◆ **Material provided**
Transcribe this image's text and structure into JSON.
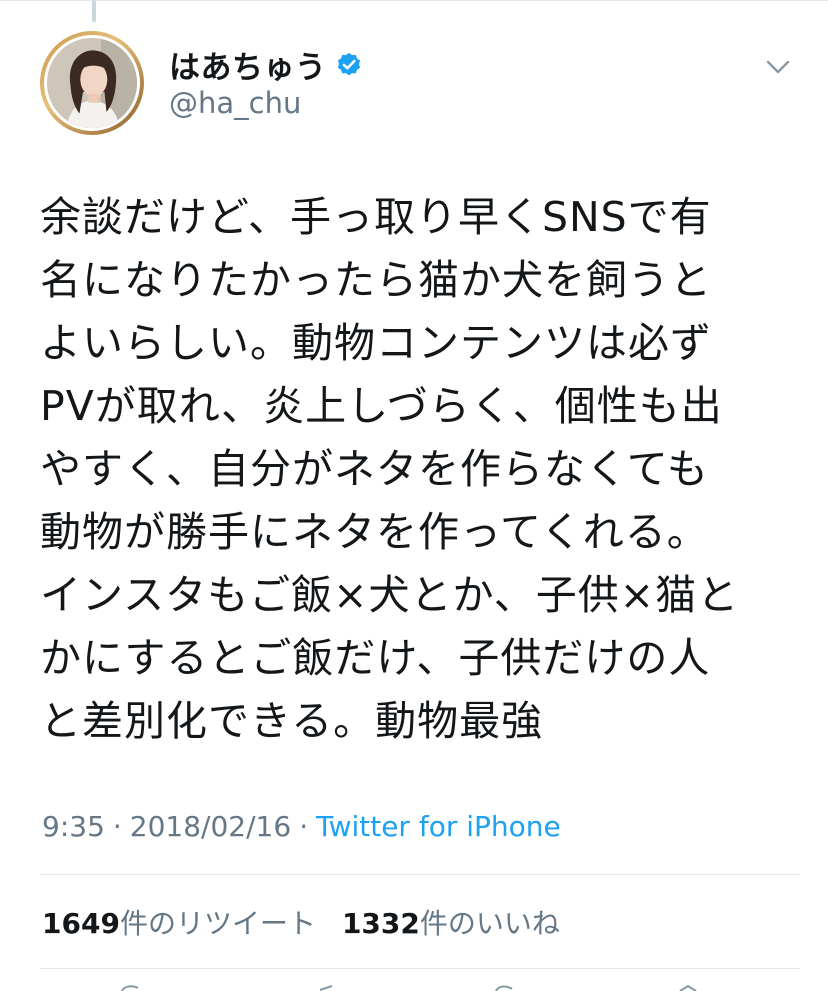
{
  "tweet": {
    "author": {
      "display_name": "はあちゅう",
      "handle": "@ha_chu",
      "verified": true
    },
    "text": "余談だけど、手っ取り早くSNSで有\n名になりたかったら猫か犬を飼うと\nよいらしい。動物コンテンツは必ず\nPVが取れ、炎上しづらく、個性も出\nやすく、自分がネタを作らなくても\n動物が勝手にネタを作ってくれる。\nインスタもご飯×犬とか、子供×猫と\nかにするとご飯だけ、子供だけの人\nと差別化できる。動物最強",
    "time": "9:35",
    "separator": "·",
    "date": "2018/02/16",
    "source": "Twitter for iPhone",
    "retweets": {
      "count": "1649",
      "label": "件のリツイート"
    },
    "likes": {
      "count": "1332",
      "label": "件のいいね"
    }
  },
  "icons": {
    "verified": "verified-badge-icon",
    "menu": "chevron-down-icon",
    "avatar": "profile-photo"
  },
  "colors": {
    "link": "#1da1f2",
    "secondary_text": "#657786",
    "primary_text": "#14171a",
    "divider": "#e1e8ed",
    "verified": "#1da1f2"
  }
}
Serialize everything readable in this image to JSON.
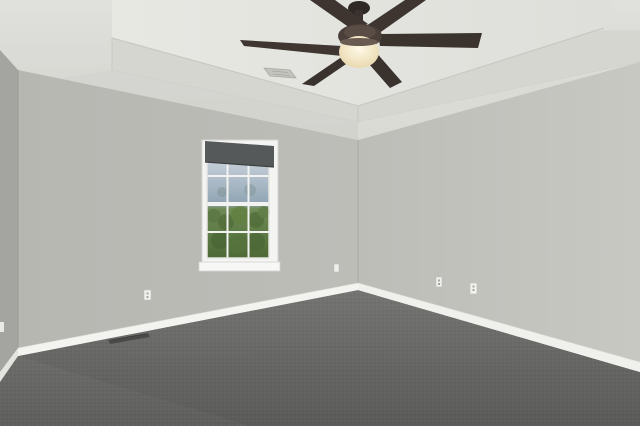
{
  "scene": {
    "kind": "photo",
    "subject": "empty room",
    "colors": {
      "wall_left": "#b9b9b4",
      "wall_back": "#bcbcb7",
      "wall_right": "#c4c4bf",
      "ceiling": "#d9d9d4",
      "tray_ceiling": "#e4e4df",
      "baseboard": "#f3f3f0",
      "carpet": "#6d6d6b",
      "window_frame": "#f4f4f2",
      "window_shade": "#55595a",
      "foliage": "#5f7a45",
      "sky": "#c9d3dc",
      "fan_blade": "#3e3530",
      "fan_light": "#f4e8c8"
    },
    "objects": [
      "ceiling-fan",
      "window",
      "window-shade",
      "baseboard",
      "carpet",
      "electrical-outlet",
      "floor-vent",
      "ceiling-vent"
    ]
  }
}
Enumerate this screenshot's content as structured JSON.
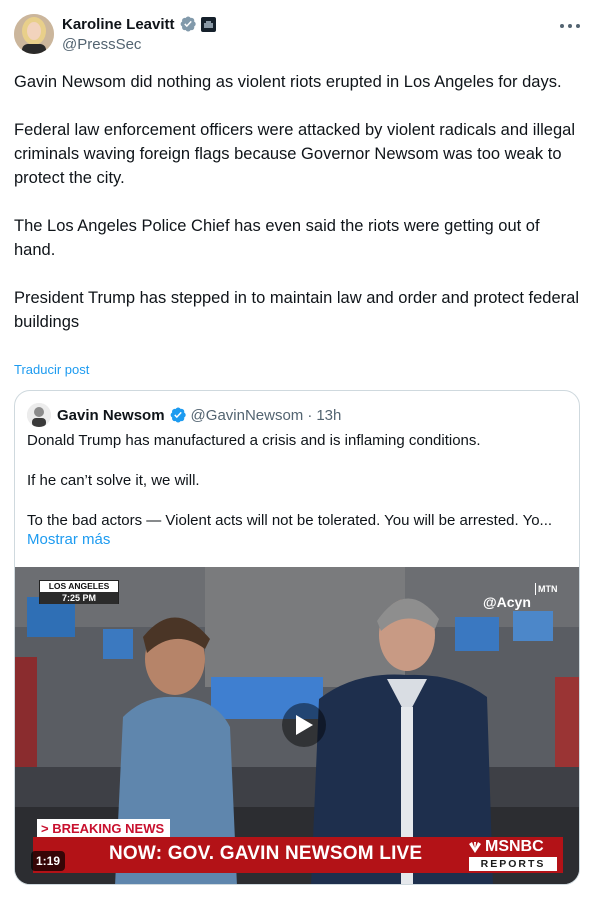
{
  "author": {
    "display_name": "Karoline Leavitt",
    "handle": "@PressSec",
    "verified_icon": "verified-badge-icon",
    "affiliation_icon": "white-house-badge-icon"
  },
  "tweet": {
    "paragraphs": [
      "Gavin Newsom did nothing as violent riots erupted in Los Angeles for days.",
      "Federal law enforcement officers were attacked by violent radicals and illegal criminals waving foreign flags because Governor Newsom was too weak to protect the city.",
      "The Los Angeles Police Chief has even said the riots were getting out of hand.",
      "President Trump has stepped in to maintain law and order and protect federal buildings"
    ],
    "translate_label": "Traducir post"
  },
  "quoted": {
    "display_name": "Gavin Newsom",
    "handle": "@GavinNewsom",
    "separator": "·",
    "time": "13h",
    "paragraphs": [
      "Donald Trump has manufactured a crisis and is inflaming conditions.",
      "If he can’t solve it, we will.",
      "To the bad actors — Violent acts will not be tolerated. You will be arrested. Yo..."
    ],
    "show_more": "Mostrar más",
    "video": {
      "location": "LOS ANGELES",
      "time": "7:25 PM",
      "watermark": "@Acyn",
      "watermark_side": "MTN",
      "breaking_label": "> BREAKING NEWS",
      "ticker": "NOW: GOV. GAVIN NEWSOM LIVE",
      "network": "MSNBC",
      "network_sub": "REPORTS",
      "duration": "1:19"
    }
  },
  "colors": {
    "accent": "#1d9bf0",
    "text": "#0f1419",
    "muted": "#536471",
    "ticker_red": "#b31217"
  }
}
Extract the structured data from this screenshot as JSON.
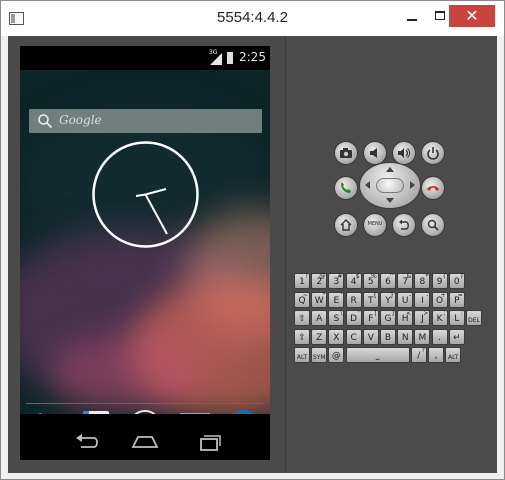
{
  "window": {
    "title": "5554:4.4.2",
    "minimize_label": "",
    "maximize_label": "",
    "close_label": "✕"
  },
  "phone": {
    "status_bar": {
      "network": "3G",
      "time": "2:25"
    },
    "search": {
      "placeholder": "Google"
    },
    "dock": [
      "phone-icon",
      "contacts-icon",
      "apps-icon",
      "messaging-icon",
      "browser-icon"
    ],
    "nav": [
      "back-icon",
      "home-icon",
      "recents-icon"
    ]
  },
  "hardware_buttons": {
    "row1": [
      "camera-icon",
      "volume-down-icon",
      "volume-up-icon",
      "power-icon"
    ],
    "row3_menu_label": "MENU"
  },
  "keyboard": {
    "row1": [
      {
        "key": "1",
        "sup": "!"
      },
      {
        "key": "2",
        "sup": "@"
      },
      {
        "key": "3",
        "sup": "#"
      },
      {
        "key": "4",
        "sup": "$"
      },
      {
        "key": "5",
        "sup": "%"
      },
      {
        "key": "6",
        "sup": "^"
      },
      {
        "key": "7",
        "sup": "&"
      },
      {
        "key": "8",
        "sup": "*"
      },
      {
        "key": "9",
        "sup": "("
      },
      {
        "key": "0",
        "sup": ")"
      }
    ],
    "row2": [
      {
        "key": "Q",
        "sup": "~"
      },
      {
        "key": "W",
        "sup": "\""
      },
      {
        "key": "E",
        "sup": "'"
      },
      {
        "key": "R",
        "sup": ""
      },
      {
        "key": "T",
        "sup": "{"
      },
      {
        "key": "Y",
        "sup": "}"
      },
      {
        "key": "U",
        "sup": "-"
      },
      {
        "key": "I",
        "sup": "-"
      },
      {
        "key": "O",
        "sup": "+"
      },
      {
        "key": "P",
        "sup": "="
      }
    ],
    "row3": [
      {
        "key": "⇧",
        "sup": ""
      },
      {
        "key": "A",
        "sup": ""
      },
      {
        "key": "S",
        "sup": "\\"
      },
      {
        "key": "D",
        "sup": "'"
      },
      {
        "key": "F",
        "sup": "["
      },
      {
        "key": "G",
        "sup": "]"
      },
      {
        "key": "H",
        "sup": "<"
      },
      {
        "key": "J",
        "sup": ">"
      },
      {
        "key": "K",
        "sup": ";"
      },
      {
        "key": "L",
        "sup": ":"
      },
      {
        "key": "DEL",
        "sup": ""
      }
    ],
    "row4": [
      {
        "key": "⇧",
        "sup": ""
      },
      {
        "key": "Z",
        "sup": ""
      },
      {
        "key": "X",
        "sup": ""
      },
      {
        "key": "C",
        "sup": ""
      },
      {
        "key": "V",
        "sup": ""
      },
      {
        "key": "B",
        "sup": ""
      },
      {
        "key": "N",
        "sup": ""
      },
      {
        "key": "M",
        "sup": ""
      },
      {
        "key": ".",
        "sup": ""
      },
      {
        "key": "↵",
        "sup": ""
      }
    ],
    "row5": [
      {
        "key": "ALT",
        "sup": ""
      },
      {
        "key": "SYM",
        "sup": ""
      },
      {
        "key": "@",
        "sup": ""
      },
      {
        "key": "⎵",
        "sup": ""
      },
      {
        "key": "/",
        "sup": "?"
      },
      {
        "key": ",",
        "sup": ""
      },
      {
        "key": "ALT",
        "sup": ""
      }
    ]
  }
}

◆ **Objective**
Give an exact reproduction of every line, leaving out any picture.

◆ **Problem solution**
Transcribe this image's text and structure into JSON.
{
  "tweet": {
    "author": {
      "display_name": "はあちゅう",
      "handle": "@ha_chu",
      "verified": true
    },
    "text": "余談だけど、手っ取り早くSNSで有\n名になりたかったら猫か犬を飼うと\nよいらしい。動物コンテンツは必ず\nPVが取れ、炎上しづらく、個性も出\nやすく、自分がネタを作らなくても\n動物が勝手にネタを作ってくれる。\nインスタもご飯×犬とか、子供×猫と\nかにするとご飯だけ、子供だけの人\nと差別化できる。動物最強",
    "time": "9:35",
    "separator": "·",
    "date": "2018/02/16",
    "source": "Twitter for iPhone",
    "retweets": {
      "count": "1649",
      "label": "件のリツイート"
    },
    "likes": {
      "count": "1332",
      "label": "件のいいね"
    }
  },
  "icons": {
    "verified": "verified-badge-icon",
    "menu": "chevron-down-icon",
    "avatar": "profile-photo"
  },
  "colors": {
    "link": "#1da1f2",
    "secondary_text": "#657786",
    "primary_text": "#14171a",
    "divider": "#e1e8ed",
    "verified": "#1da1f2"
  }
}
Serialize everything readable in this image to JSON.
{
  "scene": {
    "kind": "photo",
    "subject": "empty room",
    "colors": {
      "wall_left": "#b9b9b4",
      "wall_back": "#bcbcb7",
      "wall_right": "#c4c4bf",
      "ceiling": "#d9d9d4",
      "tray_ceiling": "#e4e4df",
      "baseboard": "#f3f3f0",
      "carpet": "#6d6d6b",
      "window_frame": "#f4f4f2",
      "window_shade": "#55595a",
      "foliage": "#5f7a45",
      "sky": "#c9d3dc",
      "fan_blade": "#3e3530",
      "fan_light": "#f4e8c8"
    },
    "objects": [
      "ceiling-fan",
      "window",
      "window-shade",
      "baseboard",
      "carpet",
      "electrical-outlet",
      "floor-vent",
      "ceiling-vent"
    ]
  }
}
Enumerate this screenshot's content as structured JSON.
{
  "author": {
    "display_name": "Karoline Leavitt",
    "handle": "@PressSec",
    "verified_icon": "verified-badge-icon",
    "affiliation_icon": "white-house-badge-icon"
  },
  "tweet": {
    "paragraphs": [
      "Gavin Newsom did nothing as violent riots erupted in Los Angeles for days.",
      "Federal law enforcement officers were attacked by violent radicals and illegal criminals waving foreign flags because Governor Newsom was too weak to protect the city.",
      "The Los Angeles Police Chief has even said the riots were getting out of hand.",
      "President Trump has stepped in to maintain law and order and protect federal buildings"
    ],
    "translate_label": "Traducir post"
  },
  "quoted": {
    "display_name": "Gavin Newsom",
    "handle": "@GavinNewsom",
    "separator": "·",
    "time": "13h",
    "paragraphs": [
      "Donald Trump has manufactured a crisis and is inflaming conditions.",
      "If he can’t solve it, we will.",
      "To the bad actors — Violent acts will not be tolerated. You will be arrested. Yo..."
    ],
    "show_more": "Mostrar más",
    "video": {
      "location": "LOS ANGELES",
      "time": "7:25 PM",
      "watermark": "@Acyn",
      "watermark_side": "MTN",
      "breaking_label": "> BREAKING NEWS",
      "ticker": "NOW: GOV. GAVIN NEWSOM LIVE",
      "network": "MSNBC",
      "network_sub": "REPORTS",
      "duration": "1:19"
    }
  },
  "colors": {
    "accent": "#1d9bf0",
    "text": "#0f1419",
    "muted": "#536471",
    "ticker_red": "#b31217"
  }
}
Extract the structured data from this screenshot as JSON.
{
  "window": {
    "title": "5554:4.4.2",
    "minimize_label": "",
    "maximize_label": "",
    "close_label": "✕"
  },
  "phone": {
    "status_bar": {
      "network": "3G",
      "time": "2:25"
    },
    "search": {
      "placeholder": "Google"
    },
    "dock": [
      "phone-icon",
      "contacts-icon",
      "apps-icon",
      "messaging-icon",
      "browser-icon"
    ],
    "nav": [
      "back-icon",
      "home-icon",
      "recents-icon"
    ]
  },
  "hardware_buttons": {
    "row1": [
      "camera-icon",
      "volume-down-icon",
      "volume-up-icon",
      "power-icon"
    ],
    "row3_menu_label": "MENU"
  },
  "keyboard": {
    "row1": [
      {
        "key": "1",
        "sup": "!"
      },
      {
        "key": "2",
        "sup": "@"
      },
      {
        "key": "3",
        "sup": "#"
      },
      {
        "key": "4",
        "sup": "$"
      },
      {
        "key": "5",
        "sup": "%"
      },
      {
        "key": "6",
        "sup": "^"
      },
      {
        "key": "7",
        "sup": "&"
      },
      {
        "key": "8",
        "sup": "*"
      },
      {
        "key": "9",
        "sup": "("
      },
      {
        "key": "0",
        "sup": ")"
      }
    ],
    "row2": [
      {
        "key": "Q",
        "sup": "~"
      },
      {
        "key": "W",
        "sup": "\""
      },
      {
        "key": "E",
        "sup": "'"
      },
      {
        "key": "R",
        "sup": ""
      },
      {
        "key": "T",
        "sup": "{"
      },
      {
        "key": "Y",
        "sup": "}"
      },
      {
        "key": "U",
        "sup": "-"
      },
      {
        "key": "I",
        "sup": "-"
      },
      {
        "key": "O",
        "sup": "+"
      },
      {
        "key": "P",
        "sup": "="
      }
    ],
    "row3": [
      {
        "key": "⇧",
        "sup": ""
      },
      {
        "key": "A",
        "sup": ""
      },
      {
        "key": "S",
        "sup": "\\"
      },
      {
        "key": "D",
        "sup": "'"
      },
      {
        "key": "F",
        "sup": "["
      },
      {
        "key": "G",
        "sup": "]"
      },
      {
        "key": "H",
        "sup": "<"
      },
      {
        "key": "J",
        "sup": ">"
      },
      {
        "key": "K",
        "sup": ";"
      },
      {
        "key": "L",
        "sup": ":"
      },
      {
        "key": "DEL",
        "sup": ""
      }
    ],
    "row4": [
      {
        "key": "⇧",
        "sup": ""
      },
      {
        "key": "Z",
        "sup": ""
      },
      {
        "key": "X",
        "sup": ""
      },
      {
        "key": "C",
        "sup": ""
      },
      {
        "key": "V",
        "sup": ""
      },
      {
        "key": "B",
        "sup": ""
      },
      {
        "key": "N",
        "sup": ""
      },
      {
        "key": "M",
        "sup": ""
      },
      {
        "key": ".",
        "sup": ""
      },
      {
        "key": "↵",
        "sup": ""
      }
    ],
    "row5": [
      {
        "key": "ALT",
        "sup": ""
      },
      {
        "key": "SYM",
        "sup": ""
      },
      {
        "key": "@",
        "sup": ""
      },
      {
        "key": "⎵",
        "sup": ""
      },
      {
        "key": "/",
        "sup": "?"
      },
      {
        "key": ",",
        "sup": ""
      },
      {
        "key": "ALT",
        "sup": ""
      }
    ]
  }
}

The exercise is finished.